■ WHAT THE TASK ASKS ■
Read the records and write them out again exactly.

►

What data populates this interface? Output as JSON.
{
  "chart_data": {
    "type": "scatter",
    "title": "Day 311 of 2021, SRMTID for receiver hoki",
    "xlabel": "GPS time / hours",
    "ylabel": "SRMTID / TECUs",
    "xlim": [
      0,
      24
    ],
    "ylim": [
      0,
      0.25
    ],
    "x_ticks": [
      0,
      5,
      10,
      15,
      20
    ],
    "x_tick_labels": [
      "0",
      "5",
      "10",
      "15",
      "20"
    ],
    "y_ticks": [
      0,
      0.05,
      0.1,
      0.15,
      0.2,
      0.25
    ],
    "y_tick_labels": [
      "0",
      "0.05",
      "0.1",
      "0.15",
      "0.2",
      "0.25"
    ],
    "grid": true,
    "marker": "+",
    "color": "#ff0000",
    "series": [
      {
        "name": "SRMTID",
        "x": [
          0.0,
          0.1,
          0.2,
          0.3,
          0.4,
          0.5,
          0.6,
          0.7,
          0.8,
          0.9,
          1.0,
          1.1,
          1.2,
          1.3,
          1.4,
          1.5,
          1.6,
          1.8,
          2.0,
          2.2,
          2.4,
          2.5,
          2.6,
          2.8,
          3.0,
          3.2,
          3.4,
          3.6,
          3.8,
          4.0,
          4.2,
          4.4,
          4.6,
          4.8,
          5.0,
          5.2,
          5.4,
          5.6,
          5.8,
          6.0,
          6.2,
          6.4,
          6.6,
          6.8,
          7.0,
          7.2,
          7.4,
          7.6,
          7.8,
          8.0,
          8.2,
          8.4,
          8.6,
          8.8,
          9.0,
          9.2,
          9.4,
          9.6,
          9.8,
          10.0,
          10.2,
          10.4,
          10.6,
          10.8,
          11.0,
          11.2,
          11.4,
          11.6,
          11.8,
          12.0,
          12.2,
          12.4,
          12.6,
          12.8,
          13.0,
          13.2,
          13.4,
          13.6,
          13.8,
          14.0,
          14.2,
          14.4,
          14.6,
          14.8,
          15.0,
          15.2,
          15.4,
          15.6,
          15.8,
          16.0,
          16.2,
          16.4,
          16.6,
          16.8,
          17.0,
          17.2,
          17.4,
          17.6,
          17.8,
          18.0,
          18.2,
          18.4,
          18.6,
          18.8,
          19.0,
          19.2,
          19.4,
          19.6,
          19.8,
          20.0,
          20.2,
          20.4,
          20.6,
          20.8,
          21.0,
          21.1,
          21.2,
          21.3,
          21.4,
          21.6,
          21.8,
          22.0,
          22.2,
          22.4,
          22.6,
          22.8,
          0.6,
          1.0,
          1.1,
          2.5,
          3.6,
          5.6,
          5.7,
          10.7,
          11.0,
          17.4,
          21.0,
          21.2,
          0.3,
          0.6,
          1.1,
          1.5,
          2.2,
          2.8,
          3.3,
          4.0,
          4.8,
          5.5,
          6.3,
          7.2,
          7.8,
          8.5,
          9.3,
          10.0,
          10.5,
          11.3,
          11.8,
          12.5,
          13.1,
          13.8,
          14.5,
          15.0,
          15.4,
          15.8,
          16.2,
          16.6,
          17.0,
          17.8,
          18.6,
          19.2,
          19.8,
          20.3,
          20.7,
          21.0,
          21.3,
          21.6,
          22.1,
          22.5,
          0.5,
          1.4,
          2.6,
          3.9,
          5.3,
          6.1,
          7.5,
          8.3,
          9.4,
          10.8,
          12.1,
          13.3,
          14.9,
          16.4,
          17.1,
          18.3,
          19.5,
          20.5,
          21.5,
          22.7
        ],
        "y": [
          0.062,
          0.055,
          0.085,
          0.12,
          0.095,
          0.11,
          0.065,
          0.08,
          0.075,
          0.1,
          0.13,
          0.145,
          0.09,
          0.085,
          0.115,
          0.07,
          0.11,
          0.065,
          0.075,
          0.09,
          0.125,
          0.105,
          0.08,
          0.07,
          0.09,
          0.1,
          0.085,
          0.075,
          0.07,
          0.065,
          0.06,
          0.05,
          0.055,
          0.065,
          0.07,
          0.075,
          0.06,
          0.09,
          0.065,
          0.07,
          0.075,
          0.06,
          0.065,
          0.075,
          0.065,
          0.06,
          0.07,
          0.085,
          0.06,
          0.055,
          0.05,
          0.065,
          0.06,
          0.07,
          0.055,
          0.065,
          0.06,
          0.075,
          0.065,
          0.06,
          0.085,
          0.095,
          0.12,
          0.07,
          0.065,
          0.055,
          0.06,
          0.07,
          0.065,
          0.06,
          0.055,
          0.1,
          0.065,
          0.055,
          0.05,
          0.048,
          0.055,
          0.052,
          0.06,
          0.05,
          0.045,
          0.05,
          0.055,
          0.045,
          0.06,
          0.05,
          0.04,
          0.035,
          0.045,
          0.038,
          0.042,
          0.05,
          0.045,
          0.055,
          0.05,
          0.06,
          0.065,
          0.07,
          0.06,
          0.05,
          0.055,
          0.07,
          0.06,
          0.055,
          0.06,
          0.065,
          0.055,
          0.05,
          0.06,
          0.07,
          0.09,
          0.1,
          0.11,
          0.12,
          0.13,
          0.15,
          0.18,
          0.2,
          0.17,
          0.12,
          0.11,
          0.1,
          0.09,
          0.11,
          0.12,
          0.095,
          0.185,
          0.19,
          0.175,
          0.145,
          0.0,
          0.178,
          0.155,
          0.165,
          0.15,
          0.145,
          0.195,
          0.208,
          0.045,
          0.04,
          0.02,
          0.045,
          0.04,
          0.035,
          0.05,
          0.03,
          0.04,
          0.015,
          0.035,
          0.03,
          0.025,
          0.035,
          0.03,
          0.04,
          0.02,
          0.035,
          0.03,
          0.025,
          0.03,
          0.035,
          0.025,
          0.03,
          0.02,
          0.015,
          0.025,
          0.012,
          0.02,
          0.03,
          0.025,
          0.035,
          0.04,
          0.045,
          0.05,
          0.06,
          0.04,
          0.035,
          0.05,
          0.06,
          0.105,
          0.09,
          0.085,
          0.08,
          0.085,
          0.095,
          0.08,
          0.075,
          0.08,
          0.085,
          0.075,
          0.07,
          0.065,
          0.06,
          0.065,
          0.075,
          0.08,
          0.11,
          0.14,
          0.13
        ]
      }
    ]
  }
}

◄

■ RESULT ■
What data populates this interface? Output as JSON.
{
  "chart_data": {
    "type": "scatter",
    "title": "Day 311 of 2021, SRMTID for receiver hoki",
    "xlabel": "GPS time / hours",
    "ylabel": "SRMTID / TECUs",
    "xlim": [
      0,
      24
    ],
    "ylim": [
      0,
      0.25
    ],
    "x_ticks": [
      0,
      5,
      10,
      15,
      20
    ],
    "x_tick_labels": [
      "0",
      "5",
      "10",
      "15",
      "20"
    ],
    "y_ticks": [
      0,
      0.05,
      0.1,
      0.15,
      0.2,
      0.25
    ],
    "y_tick_labels": [
      "0",
      "0.05",
      "0.1",
      "0.15",
      "0.2",
      "0.25"
    ],
    "grid": true,
    "marker": "+",
    "color": "#ff0000",
    "series": [
      {
        "name": "SRMTID",
        "x": [
          0.0,
          0.1,
          0.2,
          0.3,
          0.4,
          0.5,
          0.6,
          0.7,
          0.8,
          0.9,
          1.0,
          1.1,
          1.2,
          1.3,
          1.4,
          1.5,
          1.6,
          1.8,
          2.0,
          2.2,
          2.4,
          2.5,
          2.6,
          2.8,
          3.0,
          3.2,
          3.4,
          3.6,
          3.8,
          4.0,
          4.2,
          4.4,
          4.6,
          4.8,
          5.0,
          5.2,
          5.4,
          5.6,
          5.8,
          6.0,
          6.2,
          6.4,
          6.6,
          6.8,
          7.0,
          7.2,
          7.4,
          7.6,
          7.8,
          8.0,
          8.2,
          8.4,
          8.6,
          8.8,
          9.0,
          9.2,
          9.4,
          9.6,
          9.8,
          10.0,
          10.2,
          10.4,
          10.6,
          10.8,
          11.0,
          11.2,
          11.4,
          11.6,
          11.8,
          12.0,
          12.2,
          12.4,
          12.6,
          12.8,
          13.0,
          13.2,
          13.4,
          13.6,
          13.8,
          14.0,
          14.2,
          14.4,
          14.6,
          14.8,
          15.0,
          15.2,
          15.4,
          15.6,
          15.8,
          16.0,
          16.2,
          16.4,
          16.6,
          16.8,
          17.0,
          17.2,
          17.4,
          17.6,
          17.8,
          18.0,
          18.2,
          18.4,
          18.6,
          18.8,
          19.0,
          19.2,
          19.4,
          19.6,
          19.8,
          20.0,
          20.2,
          20.4,
          20.6,
          20.8,
          21.0,
          21.1,
          21.2,
          21.3,
          21.4,
          21.6,
          21.8,
          22.0,
          22.2,
          22.4,
          22.6,
          22.8,
          0.6,
          1.0,
          1.1,
          2.5,
          3.6,
          5.6,
          5.7,
          10.7,
          11.0,
          17.4,
          21.0,
          21.2,
          0.3,
          0.6,
          1.1,
          1.5,
          2.2,
          2.8,
          3.3,
          4.0,
          4.8,
          5.5,
          6.3,
          7.2,
          7.8,
          8.5,
          9.3,
          10.0,
          10.5,
          11.3,
          11.8,
          12.5,
          13.1,
          13.8,
          14.5,
          15.0,
          15.4,
          15.8,
          16.2,
          16.6,
          17.0,
          17.8,
          18.6,
          19.2,
          19.8,
          20.3,
          20.7,
          21.0,
          21.3,
          21.6,
          22.1,
          22.5,
          0.5,
          1.4,
          2.6,
          3.9,
          5.3,
          6.1,
          7.5,
          8.3,
          9.4,
          10.8,
          12.1,
          13.3,
          14.9,
          16.4,
          17.1,
          18.3,
          19.5,
          20.5,
          21.5,
          22.7
        ],
        "y": [
          0.062,
          0.055,
          0.085,
          0.12,
          0.095,
          0.11,
          0.065,
          0.08,
          0.075,
          0.1,
          0.13,
          0.145,
          0.09,
          0.085,
          0.115,
          0.07,
          0.11,
          0.065,
          0.075,
          0.09,
          0.125,
          0.105,
          0.08,
          0.07,
          0.09,
          0.1,
          0.085,
          0.075,
          0.07,
          0.065,
          0.06,
          0.05,
          0.055,
          0.065,
          0.07,
          0.075,
          0.06,
          0.09,
          0.065,
          0.07,
          0.075,
          0.06,
          0.065,
          0.075,
          0.065,
          0.06,
          0.07,
          0.085,
          0.06,
          0.055,
          0.05,
          0.065,
          0.06,
          0.07,
          0.055,
          0.065,
          0.06,
          0.075,
          0.065,
          0.06,
          0.085,
          0.095,
          0.12,
          0.07,
          0.065,
          0.055,
          0.06,
          0.07,
          0.065,
          0.06,
          0.055,
          0.1,
          0.065,
          0.055,
          0.05,
          0.048,
          0.055,
          0.052,
          0.06,
          0.05,
          0.045,
          0.05,
          0.055,
          0.045,
          0.06,
          0.05,
          0.04,
          0.035,
          0.045,
          0.038,
          0.042,
          0.05,
          0.045,
          0.055,
          0.05,
          0.06,
          0.065,
          0.07,
          0.06,
          0.05,
          0.055,
          0.07,
          0.06,
          0.055,
          0.06,
          0.065,
          0.055,
          0.05,
          0.06,
          0.07,
          0.09,
          0.1,
          0.11,
          0.12,
          0.13,
          0.15,
          0.18,
          0.2,
          0.17,
          0.12,
          0.11,
          0.1,
          0.09,
          0.11,
          0.12,
          0.095,
          0.185,
          0.19,
          0.175,
          0.145,
          0.0,
          0.178,
          0.155,
          0.165,
          0.15,
          0.145,
          0.195,
          0.208,
          0.045,
          0.04,
          0.02,
          0.045,
          0.04,
          0.035,
          0.05,
          0.03,
          0.04,
          0.015,
          0.035,
          0.03,
          0.025,
          0.035,
          0.03,
          0.04,
          0.02,
          0.035,
          0.03,
          0.025,
          0.03,
          0.035,
          0.025,
          0.03,
          0.02,
          0.015,
          0.025,
          0.012,
          0.02,
          0.03,
          0.025,
          0.035,
          0.04,
          0.045,
          0.05,
          0.06,
          0.04,
          0.035,
          0.05,
          0.06,
          0.105,
          0.09,
          0.085,
          0.08,
          0.085,
          0.095,
          0.08,
          0.075,
          0.08,
          0.085,
          0.075,
          0.07,
          0.065,
          0.06,
          0.065,
          0.075,
          0.08,
          0.11,
          0.14,
          0.13
        ]
      }
    ]
  }
}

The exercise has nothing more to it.